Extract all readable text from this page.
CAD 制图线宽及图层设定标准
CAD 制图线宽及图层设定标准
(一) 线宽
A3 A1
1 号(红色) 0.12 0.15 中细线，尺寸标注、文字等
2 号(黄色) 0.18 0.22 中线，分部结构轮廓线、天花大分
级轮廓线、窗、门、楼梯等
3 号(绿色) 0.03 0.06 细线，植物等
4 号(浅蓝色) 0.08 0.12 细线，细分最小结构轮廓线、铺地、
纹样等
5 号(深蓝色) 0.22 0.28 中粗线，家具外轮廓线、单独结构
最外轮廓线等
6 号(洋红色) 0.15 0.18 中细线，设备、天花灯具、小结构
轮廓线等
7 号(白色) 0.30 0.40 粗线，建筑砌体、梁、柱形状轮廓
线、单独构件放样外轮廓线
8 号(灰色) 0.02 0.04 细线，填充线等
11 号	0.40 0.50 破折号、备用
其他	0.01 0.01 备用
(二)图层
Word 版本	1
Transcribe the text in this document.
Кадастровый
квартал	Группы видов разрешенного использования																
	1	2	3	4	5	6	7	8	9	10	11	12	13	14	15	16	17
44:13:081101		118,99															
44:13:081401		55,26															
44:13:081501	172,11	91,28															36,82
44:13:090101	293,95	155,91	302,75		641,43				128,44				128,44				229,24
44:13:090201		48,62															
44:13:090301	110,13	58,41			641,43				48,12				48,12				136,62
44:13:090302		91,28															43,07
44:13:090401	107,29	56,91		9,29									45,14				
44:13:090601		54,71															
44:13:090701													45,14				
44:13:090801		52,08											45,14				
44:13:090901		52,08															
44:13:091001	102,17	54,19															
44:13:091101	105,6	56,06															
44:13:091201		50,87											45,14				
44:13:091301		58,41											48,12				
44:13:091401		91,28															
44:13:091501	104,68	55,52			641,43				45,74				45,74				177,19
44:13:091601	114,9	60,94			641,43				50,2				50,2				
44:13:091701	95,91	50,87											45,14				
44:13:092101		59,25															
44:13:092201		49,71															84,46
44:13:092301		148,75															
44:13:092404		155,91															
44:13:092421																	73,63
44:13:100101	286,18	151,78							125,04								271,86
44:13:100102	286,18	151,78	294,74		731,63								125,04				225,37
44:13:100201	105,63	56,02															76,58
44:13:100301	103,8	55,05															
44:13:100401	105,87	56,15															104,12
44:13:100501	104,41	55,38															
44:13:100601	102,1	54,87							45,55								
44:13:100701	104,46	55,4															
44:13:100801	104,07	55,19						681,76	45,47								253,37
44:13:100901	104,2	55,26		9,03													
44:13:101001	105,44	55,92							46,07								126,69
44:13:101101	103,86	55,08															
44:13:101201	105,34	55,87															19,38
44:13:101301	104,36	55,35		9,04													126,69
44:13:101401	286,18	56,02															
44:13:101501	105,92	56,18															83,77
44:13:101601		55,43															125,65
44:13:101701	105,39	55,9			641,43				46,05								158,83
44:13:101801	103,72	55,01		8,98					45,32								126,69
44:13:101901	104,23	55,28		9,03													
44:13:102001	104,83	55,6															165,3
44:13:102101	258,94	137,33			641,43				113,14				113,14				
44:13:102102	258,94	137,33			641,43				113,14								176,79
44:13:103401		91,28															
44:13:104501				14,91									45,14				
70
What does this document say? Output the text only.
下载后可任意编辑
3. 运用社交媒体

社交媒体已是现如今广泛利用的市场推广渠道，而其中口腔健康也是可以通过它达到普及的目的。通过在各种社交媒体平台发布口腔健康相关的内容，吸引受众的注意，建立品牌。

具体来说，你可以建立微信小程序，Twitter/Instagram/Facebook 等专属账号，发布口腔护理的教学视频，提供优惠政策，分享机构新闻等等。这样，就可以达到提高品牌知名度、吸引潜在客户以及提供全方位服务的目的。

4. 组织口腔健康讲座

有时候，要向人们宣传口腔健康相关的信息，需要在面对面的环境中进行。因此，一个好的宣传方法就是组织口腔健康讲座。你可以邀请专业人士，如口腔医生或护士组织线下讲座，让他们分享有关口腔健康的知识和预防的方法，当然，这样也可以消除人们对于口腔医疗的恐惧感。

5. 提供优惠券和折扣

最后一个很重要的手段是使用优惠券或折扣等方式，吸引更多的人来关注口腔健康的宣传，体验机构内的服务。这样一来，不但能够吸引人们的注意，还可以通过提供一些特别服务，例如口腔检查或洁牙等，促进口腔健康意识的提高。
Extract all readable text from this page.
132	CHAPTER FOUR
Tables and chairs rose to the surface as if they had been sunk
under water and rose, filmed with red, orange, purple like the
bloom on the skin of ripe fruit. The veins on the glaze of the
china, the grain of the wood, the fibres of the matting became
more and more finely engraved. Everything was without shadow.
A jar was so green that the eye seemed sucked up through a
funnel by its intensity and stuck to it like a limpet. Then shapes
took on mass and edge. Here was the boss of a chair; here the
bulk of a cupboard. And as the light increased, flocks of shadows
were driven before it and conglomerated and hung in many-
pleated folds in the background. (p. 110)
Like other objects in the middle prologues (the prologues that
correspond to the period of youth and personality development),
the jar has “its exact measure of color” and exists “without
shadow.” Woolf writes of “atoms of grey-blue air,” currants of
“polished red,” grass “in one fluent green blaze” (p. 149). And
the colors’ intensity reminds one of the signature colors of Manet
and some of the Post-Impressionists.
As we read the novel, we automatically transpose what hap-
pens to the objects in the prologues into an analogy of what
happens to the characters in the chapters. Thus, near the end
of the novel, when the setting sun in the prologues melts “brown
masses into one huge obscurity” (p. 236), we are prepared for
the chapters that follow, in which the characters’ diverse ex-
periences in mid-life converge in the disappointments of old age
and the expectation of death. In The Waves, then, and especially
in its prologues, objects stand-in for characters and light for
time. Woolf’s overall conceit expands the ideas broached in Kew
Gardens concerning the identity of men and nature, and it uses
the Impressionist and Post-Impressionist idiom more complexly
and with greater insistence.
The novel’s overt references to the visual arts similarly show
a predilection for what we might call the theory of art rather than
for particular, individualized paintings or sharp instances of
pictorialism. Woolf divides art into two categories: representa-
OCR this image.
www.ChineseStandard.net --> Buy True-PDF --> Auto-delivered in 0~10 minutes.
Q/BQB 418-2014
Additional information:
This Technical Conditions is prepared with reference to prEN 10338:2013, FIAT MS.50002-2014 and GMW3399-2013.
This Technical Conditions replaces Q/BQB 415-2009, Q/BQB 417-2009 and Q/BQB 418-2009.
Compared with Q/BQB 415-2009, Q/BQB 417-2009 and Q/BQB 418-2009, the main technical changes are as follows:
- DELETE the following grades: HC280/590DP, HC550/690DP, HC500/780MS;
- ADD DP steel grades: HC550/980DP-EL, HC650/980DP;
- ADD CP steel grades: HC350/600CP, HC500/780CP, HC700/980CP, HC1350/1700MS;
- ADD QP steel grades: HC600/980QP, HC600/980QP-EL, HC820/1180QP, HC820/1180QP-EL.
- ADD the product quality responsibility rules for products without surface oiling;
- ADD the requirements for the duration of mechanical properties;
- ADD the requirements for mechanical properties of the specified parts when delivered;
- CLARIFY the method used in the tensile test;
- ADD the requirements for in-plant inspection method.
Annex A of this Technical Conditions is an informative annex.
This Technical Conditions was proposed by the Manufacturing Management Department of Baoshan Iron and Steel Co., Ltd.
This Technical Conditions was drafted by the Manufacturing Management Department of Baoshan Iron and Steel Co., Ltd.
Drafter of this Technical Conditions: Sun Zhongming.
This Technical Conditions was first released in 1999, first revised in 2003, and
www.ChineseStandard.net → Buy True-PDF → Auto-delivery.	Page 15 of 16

◇ ◇ ◇ ◇

▶ Given request
Every entry above should be retyped exactly as shown.

▶ Written solution
Extract all readable text from this page.
CAD 制图线宽及图层设定标准
CAD 制图线宽及图层设定标准
(一) 线宽
A3 A1
1 号(红色) 0.12 0.15 中细线，尺寸标注、文字等
2 号(黄色) 0.18 0.22 中线，分部结构轮廓线、天花大分
级轮廓线、窗、门、楼梯等
3 号(绿色) 0.03 0.06 细线，植物等
4 号(浅蓝色) 0.08 0.12 细线，细分最小结构轮廓线、铺地、
纹样等
5 号(深蓝色) 0.22 0.28 中粗线，家具外轮廓线、单独结构
最外轮廓线等
6 号(洋红色) 0.15 0.18 中细线，设备、天花灯具、小结构
轮廓线等
7 号(白色) 0.30 0.40 粗线，建筑砌体、梁、柱形状轮廓
线、单独构件放样外轮廓线
8 号(灰色) 0.02 0.04 细线，填充线等
11 号	0.40 0.50 破折号、备用
其他	0.01 0.01 备用
(二)图层
Word 版本	1
Transcribe the text in this document.
Кадастровый
квартал	Группы видов разрешенного использования																
	1	2	3	4	5	6	7	8	9	10	11	12	13	14	15	16	17
44:13:081101		118,99															
44:13:081401		55,26															
44:13:081501	172,11	91,28															36,82
44:13:090101	293,95	155,91	302,75		641,43				128,44				128,44				229,24
44:13:090201		48,62															
44:13:090301	110,13	58,41			641,43				48,12				48,12				136,62
44:13:090302		91,28															43,07
44:13:090401	107,29	56,91		9,29									45,14				
44:13:090601		54,71															
44:13:090701													45,14				
44:13:090801		52,08											45,14				
44:13:090901		52,08															
44:13:091001	102,17	54,19															
44:13:091101	105,6	56,06															
44:13:091201		50,87											45,14				
44:13:091301		58,41											48,12				
44:13:091401		91,28															
44:13:091501	104,68	55,52			641,43				45,74				45,74				177,19
44:13:091601	114,9	60,94			641,43				50,2				50,2				
44:13:091701	95,91	50,87											45,14				
44:13:092101		59,25															
44:13:092201		49,71															84,46
44:13:092301		148,75															
44:13:092404		155,91															
44:13:092421																	73,63
44:13:100101	286,18	151,78							125,04								271,86
44:13:100102	286,18	151,78	294,74		731,63								125,04				225,37
44:13:100201	105,63	56,02															76,58
44:13:100301	103,8	55,05															
44:13:100401	105,87	56,15															104,12
44:13:100501	104,41	55,38															
44:13:100601	102,1	54,87							45,55								
44:13:100701	104,46	55,4															
44:13:100801	104,07	55,19						681,76	45,47								253,37
44:13:100901	104,2	55,26		9,03													
44:13:101001	105,44	55,92							46,07								126,69
44:13:101101	103,86	55,08															
44:13:101201	105,34	55,87															19,38
44:13:101301	104,36	55,35		9,04													126,69
44:13:101401	286,18	56,02															
44:13:101501	105,92	56,18															83,77
44:13:101601		55,43															125,65
44:13:101701	105,39	55,9			641,43				46,05								158,83
44:13:101801	103,72	55,01		8,98					45,32								126,69
44:13:101901	104,23	55,28		9,03													
44:13:102001	104,83	55,6															165,3
44:13:102101	258,94	137,33			641,43				113,14				113,14				
44:13:102102	258,94	137,33			641,43				113,14								176,79
44:13:103401		91,28															
44:13:104501				14,91									45,14				
70
What does this document say? Output the text only.
下载后可任意编辑
3. 运用社交媒体

社交媒体已是现如今广泛利用的市场推广渠道，而其中口腔健康也是可以通过它达到普及的目的。通过在各种社交媒体平台发布口腔健康相关的内容，吸引受众的注意，建立品牌。

具体来说，你可以建立微信小程序，Twitter/Instagram/Facebook 等专属账号，发布口腔护理的教学视频，提供优惠政策，分享机构新闻等等。这样，就可以达到提高品牌知名度、吸引潜在客户以及提供全方位服务的目的。

4. 组织口腔健康讲座

有时候，要向人们宣传口腔健康相关的信息，需要在面对面的环境中进行。因此，一个好的宣传方法就是组织口腔健康讲座。你可以邀请专业人士，如口腔医生或护士组织线下讲座，让他们分享有关口腔健康的知识和预防的方法，当然，这样也可以消除人们对于口腔医疗的恐惧感。

5. 提供优惠券和折扣

最后一个很重要的手段是使用优惠券或折扣等方式，吸引更多的人来关注口腔健康的宣传，体验机构内的服务。这样一来，不但能够吸引人们的注意，还可以通过提供一些特别服务，例如口腔检查或洁牙等，促进口腔健康意识的提高。
Extract all readable text from this page.
132	CHAPTER FOUR
Tables and chairs rose to the surface as if they had been sunk
under water and rose, filmed with red, orange, purple like the
bloom on the skin of ripe fruit. The veins on the glaze of the
china, the grain of the wood, the fibres of the matting became
more and more finely engraved. Everything was without shadow.
A jar was so green that the eye seemed sucked up through a
funnel by its intensity and stuck to it like a limpet. Then shapes
took on mass and edge. Here was the boss of a chair; here the
bulk of a cupboard. And as the light increased, flocks of shadows
were driven before it and conglomerated and hung in many-
pleated folds in the background. (p. 110)
Like other objects in the middle prologues (the prologues that
correspond to the period of youth and personality development),
the jar has “its exact measure of color” and exists “without
shadow.” Woolf writes of “atoms of grey-blue air,” currants of
“polished red,” grass “in one fluent green blaze” (p. 149). And
the colors’ intensity reminds one of the signature colors of Manet
and some of the Post-Impressionists.
As we read the novel, we automatically transpose what hap-
pens to the objects in the prologues into an analogy of what
happens to the characters in the chapters. Thus, near the end
of the novel, when the setting sun in the prologues melts “brown
masses into one huge obscurity” (p. 236), we are prepared for
the chapters that follow, in which the characters’ diverse ex-
periences in mid-life converge in the disappointments of old age
and the expectation of death. In The Waves, then, and especially
in its prologues, objects stand-in for characters and light for
time. Woolf’s overall conceit expands the ideas broached in Kew
Gardens concerning the identity of men and nature, and it uses
the Impressionist and Post-Impressionist idiom more complexly
and with greater insistence.
The novel’s overt references to the visual arts similarly show
a predilection for what we might call the theory of art rather than
for particular, individualized paintings or sharp instances of
pictorialism. Woolf divides art into two categories: representa-
OCR this image.
www.ChineseStandard.net --> Buy True-PDF --> Auto-delivered in 0~10 minutes.
Q/BQB 418-2014
Additional information:
This Technical Conditions is prepared with reference to prEN 10338:2013, FIAT MS.50002-2014 and GMW3399-2013.
This Technical Conditions replaces Q/BQB 415-2009, Q/BQB 417-2009 and Q/BQB 418-2009.
Compared with Q/BQB 415-2009, Q/BQB 417-2009 and Q/BQB 418-2009, the main technical changes are as follows:
- DELETE the following grades: HC280/590DP, HC550/690DP, HC500/780MS;
- ADD DP steel grades: HC550/980DP-EL, HC650/980DP;
- ADD CP steel grades: HC350/600CP, HC500/780CP, HC700/980CP, HC1350/1700MS;
- ADD QP steel grades: HC600/980QP, HC600/980QP-EL, HC820/1180QP, HC820/1180QP-EL.
- ADD the product quality responsibility rules for products without surface oiling;
- ADD the requirements for the duration of mechanical properties;
- ADD the requirements for mechanical properties of the specified parts when delivered;
- CLARIFY the method used in the tensile test;
- ADD the requirements for in-plant inspection method.
Annex A of this Technical Conditions is an informative annex.
This Technical Conditions was proposed by the Manufacturing Management Department of Baoshan Iron and Steel Co., Ltd.
This Technical Conditions was drafted by the Manufacturing Management Department of Baoshan Iron and Steel Co., Ltd.
Drafter of this Technical Conditions: Sun Zhongming.
This Technical Conditions was first released in 1999, first revised in 2003, and
www.ChineseStandard.net → Buy True-PDF → Auto-delivery.	Page 15 of 16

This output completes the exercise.